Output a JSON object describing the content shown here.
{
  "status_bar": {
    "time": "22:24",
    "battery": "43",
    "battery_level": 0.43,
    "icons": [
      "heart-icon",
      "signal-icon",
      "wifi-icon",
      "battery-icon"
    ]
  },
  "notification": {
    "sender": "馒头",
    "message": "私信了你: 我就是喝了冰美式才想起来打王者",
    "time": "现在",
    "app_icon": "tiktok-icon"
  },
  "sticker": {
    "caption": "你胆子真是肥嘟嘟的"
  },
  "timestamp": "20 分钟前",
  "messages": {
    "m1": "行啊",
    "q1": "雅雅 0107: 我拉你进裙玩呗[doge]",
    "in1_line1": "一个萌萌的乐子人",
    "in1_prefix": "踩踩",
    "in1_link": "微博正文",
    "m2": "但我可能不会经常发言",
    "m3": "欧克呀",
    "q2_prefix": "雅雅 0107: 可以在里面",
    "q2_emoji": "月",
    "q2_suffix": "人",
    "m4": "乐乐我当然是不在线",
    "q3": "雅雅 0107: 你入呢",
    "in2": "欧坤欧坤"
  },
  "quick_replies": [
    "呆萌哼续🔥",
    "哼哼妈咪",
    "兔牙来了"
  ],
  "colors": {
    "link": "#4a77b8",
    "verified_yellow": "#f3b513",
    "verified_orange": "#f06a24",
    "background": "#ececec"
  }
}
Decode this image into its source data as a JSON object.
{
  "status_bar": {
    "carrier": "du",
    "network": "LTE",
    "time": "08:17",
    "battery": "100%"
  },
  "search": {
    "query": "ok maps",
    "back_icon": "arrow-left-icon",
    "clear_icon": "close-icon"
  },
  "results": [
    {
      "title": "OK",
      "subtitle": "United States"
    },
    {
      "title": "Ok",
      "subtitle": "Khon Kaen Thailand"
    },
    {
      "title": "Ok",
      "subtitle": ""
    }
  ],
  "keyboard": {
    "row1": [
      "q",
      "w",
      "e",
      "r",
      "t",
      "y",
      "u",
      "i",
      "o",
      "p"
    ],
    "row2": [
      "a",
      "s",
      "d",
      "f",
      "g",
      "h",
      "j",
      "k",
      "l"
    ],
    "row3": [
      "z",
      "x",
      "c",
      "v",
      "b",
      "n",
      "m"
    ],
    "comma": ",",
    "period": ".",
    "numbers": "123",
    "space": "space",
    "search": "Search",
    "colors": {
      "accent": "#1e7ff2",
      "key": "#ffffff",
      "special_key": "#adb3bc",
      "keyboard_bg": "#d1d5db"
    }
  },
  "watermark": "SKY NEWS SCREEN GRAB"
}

→ The problem: Copy out all of the data exactly, leaving nothing out.

→ Complete response:
Output a JSON object describing the content shown here.
{
  "status_bar": {
    "time": "22:24",
    "battery": "43",
    "battery_level": 0.43,
    "icons": [
      "heart-icon",
      "signal-icon",
      "wifi-icon",
      "battery-icon"
    ]
  },
  "notification": {
    "sender": "馒头",
    "message": "私信了你: 我就是喝了冰美式才想起来打王者",
    "time": "现在",
    "app_icon": "tiktok-icon"
  },
  "sticker": {
    "caption": "你胆子真是肥嘟嘟的"
  },
  "timestamp": "20 分钟前",
  "messages": {
    "m1": "行啊",
    "q1": "雅雅 0107: 我拉你进裙玩呗[doge]",
    "in1_line1": "一个萌萌的乐子人",
    "in1_prefix": "踩踩",
    "in1_link": "微博正文",
    "m2": "但我可能不会经常发言",
    "m3": "欧克呀",
    "q2_prefix": "雅雅 0107: 可以在里面",
    "q2_emoji": "月",
    "q2_suffix": "人",
    "m4": "乐乐我当然是不在线",
    "q3": "雅雅 0107: 你入呢",
    "in2": "欧坤欧坤"
  },
  "quick_replies": [
    "呆萌哼续🔥",
    "哼哼妈咪",
    "兔牙来了"
  ],
  "colors": {
    "link": "#4a77b8",
    "verified_yellow": "#f3b513",
    "verified_orange": "#f06a24",
    "background": "#ececec"
  }
}
Decode this image into its source data as a JSON object.
{
  "status_bar": {
    "carrier": "du",
    "network": "LTE",
    "time": "08:17",
    "battery": "100%"
  },
  "search": {
    "query": "ok maps",
    "back_icon": "arrow-left-icon",
    "clear_icon": "close-icon"
  },
  "results": [
    {
      "title": "OK",
      "subtitle": "United States"
    },
    {
      "title": "Ok",
      "subtitle": "Khon Kaen Thailand"
    },
    {
      "title": "Ok",
      "subtitle": ""
    }
  ],
  "keyboard": {
    "row1": [
      "q",
      "w",
      "e",
      "r",
      "t",
      "y",
      "u",
      "i",
      "o",
      "p"
    ],
    "row2": [
      "a",
      "s",
      "d",
      "f",
      "g",
      "h",
      "j",
      "k",
      "l"
    ],
    "row3": [
      "z",
      "x",
      "c",
      "v",
      "b",
      "n",
      "m"
    ],
    "comma": ",",
    "period": ".",
    "numbers": "123",
    "space": "space",
    "search": "Search",
    "colors": {
      "accent": "#1e7ff2",
      "key": "#ffffff",
      "special_key": "#adb3bc",
      "keyboard_bg": "#d1d5db"
    }
  },
  "watermark": "SKY NEWS SCREEN GRAB"
}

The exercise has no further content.